What you will do: Omit the images. Copy each entry word for word.

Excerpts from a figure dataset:
— START —

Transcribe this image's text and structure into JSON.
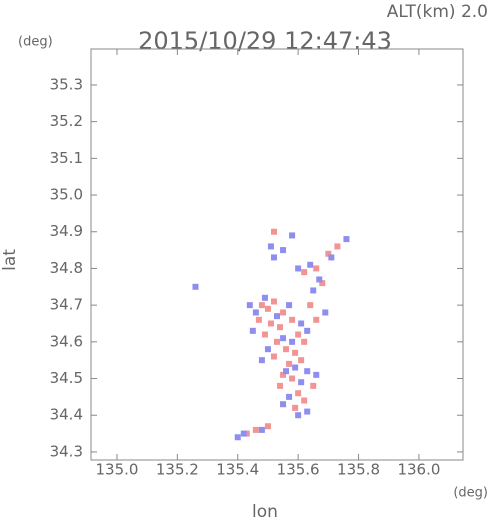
{
  "chart_data": {
    "type": "scatter",
    "title": "2015/10/29 12:47:43",
    "altitude": "ALT(km) 2.0",
    "ylabel": "lat",
    "ylabel_unit": "(deg)",
    "xlabel": "lon",
    "xlabel_unit": "(deg)",
    "xlim": [
      134.914,
      136.146
    ],
    "ylim": [
      34.278,
      35.398
    ],
    "xticks": [
      {
        "value": 135,
        "label": "135.0"
      },
      135.2,
      135.4,
      135.6,
      135.8,
      {
        "value": 136,
        "label": "136.0"
      }
    ],
    "yticks": [
      34.3,
      34.4,
      34.5,
      34.6,
      34.7,
      34.8,
      34.9,
      {
        "value": 35,
        "label": "35.0"
      },
      35.1,
      35.2,
      35.3
    ],
    "grid": false,
    "marker": "square",
    "series": [
      {
        "color": "#f29494",
        "x": [
          135.48,
          135.5,
          135.52,
          135.55,
          135.47,
          135.51,
          135.54,
          135.58,
          135.6,
          135.49,
          135.53,
          135.56,
          135.62,
          135.59,
          135.52,
          135.57,
          135.55,
          135.58,
          135.54,
          135.6,
          135.62,
          135.59,
          135.65,
          135.46,
          135.5,
          135.43,
          135.62,
          135.66,
          135.7,
          135.52,
          135.68,
          135.73,
          135.64,
          135.66,
          135.61
        ],
        "values": [
          34.7,
          34.69,
          34.71,
          34.68,
          34.66,
          34.65,
          34.64,
          34.66,
          34.62,
          34.62,
          34.6,
          34.58,
          34.6,
          34.57,
          34.56,
          34.54,
          34.51,
          34.5,
          34.48,
          34.46,
          34.44,
          34.42,
          34.48,
          34.36,
          34.37,
          34.35,
          34.79,
          34.8,
          34.84,
          34.9,
          34.76,
          34.86,
          34.7,
          34.66,
          34.55
        ]
      },
      {
        "color": "#8e8ef0",
        "x": [
          135.44,
          135.46,
          135.49,
          135.53,
          135.57,
          135.45,
          135.5,
          135.55,
          135.61,
          135.63,
          135.58,
          135.48,
          135.56,
          135.59,
          135.63,
          135.61,
          135.66,
          135.57,
          135.63,
          135.6,
          135.55,
          135.4,
          135.42,
          135.48,
          135.51,
          135.55,
          135.6,
          135.64,
          135.58,
          135.67,
          135.76,
          135.71,
          135.65,
          135.52,
          135.26,
          135.69
        ],
        "values": [
          34.7,
          34.68,
          34.72,
          34.67,
          34.7,
          34.63,
          34.58,
          34.61,
          34.65,
          34.63,
          34.6,
          34.55,
          34.52,
          34.53,
          34.52,
          34.49,
          34.51,
          34.45,
          34.41,
          34.4,
          34.43,
          34.34,
          34.35,
          34.36,
          34.86,
          34.85,
          34.8,
          34.81,
          34.89,
          34.77,
          34.88,
          34.83,
          34.74,
          34.83,
          34.75,
          34.68
        ]
      }
    ]
  }
}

— END —

Answer below:
Transcribe this image's text and structure into JSON.
{
  "chart_data": {
    "type": "scatter",
    "title": "2015/10/29 12:47:43",
    "altitude": "ALT(km) 2.0",
    "ylabel": "lat",
    "ylabel_unit": "(deg)",
    "xlabel": "lon",
    "xlabel_unit": "(deg)",
    "xlim": [
      134.914,
      136.146
    ],
    "ylim": [
      34.278,
      35.398
    ],
    "xticks": [
      {
        "value": 135,
        "label": "135.0"
      },
      135.2,
      135.4,
      135.6,
      135.8,
      {
        "value": 136,
        "label": "136.0"
      }
    ],
    "yticks": [
      34.3,
      34.4,
      34.5,
      34.6,
      34.7,
      34.8,
      34.9,
      {
        "value": 35,
        "label": "35.0"
      },
      35.1,
      35.2,
      35.3
    ],
    "grid": false,
    "marker": "square",
    "series": [
      {
        "color": "#f29494",
        "x": [
          135.48,
          135.5,
          135.52,
          135.55,
          135.47,
          135.51,
          135.54,
          135.58,
          135.6,
          135.49,
          135.53,
          135.56,
          135.62,
          135.59,
          135.52,
          135.57,
          135.55,
          135.58,
          135.54,
          135.6,
          135.62,
          135.59,
          135.65,
          135.46,
          135.5,
          135.43,
          135.62,
          135.66,
          135.7,
          135.52,
          135.68,
          135.73,
          135.64,
          135.66,
          135.61
        ],
        "values": [
          34.7,
          34.69,
          34.71,
          34.68,
          34.66,
          34.65,
          34.64,
          34.66,
          34.62,
          34.62,
          34.6,
          34.58,
          34.6,
          34.57,
          34.56,
          34.54,
          34.51,
          34.5,
          34.48,
          34.46,
          34.44,
          34.42,
          34.48,
          34.36,
          34.37,
          34.35,
          34.79,
          34.8,
          34.84,
          34.9,
          34.76,
          34.86,
          34.7,
          34.66,
          34.55
        ]
      },
      {
        "color": "#8e8ef0",
        "x": [
          135.44,
          135.46,
          135.49,
          135.53,
          135.57,
          135.45,
          135.5,
          135.55,
          135.61,
          135.63,
          135.58,
          135.48,
          135.56,
          135.59,
          135.63,
          135.61,
          135.66,
          135.57,
          135.63,
          135.6,
          135.55,
          135.4,
          135.42,
          135.48,
          135.51,
          135.55,
          135.6,
          135.64,
          135.58,
          135.67,
          135.76,
          135.71,
          135.65,
          135.52,
          135.26,
          135.69
        ],
        "values": [
          34.7,
          34.68,
          34.72,
          34.67,
          34.7,
          34.63,
          34.58,
          34.61,
          34.65,
          34.63,
          34.6,
          34.55,
          34.52,
          34.53,
          34.52,
          34.49,
          34.51,
          34.45,
          34.41,
          34.4,
          34.43,
          34.34,
          34.35,
          34.36,
          34.86,
          34.85,
          34.8,
          34.81,
          34.89,
          34.77,
          34.88,
          34.83,
          34.74,
          34.83,
          34.75,
          34.68
        ]
      }
    ]
  }
}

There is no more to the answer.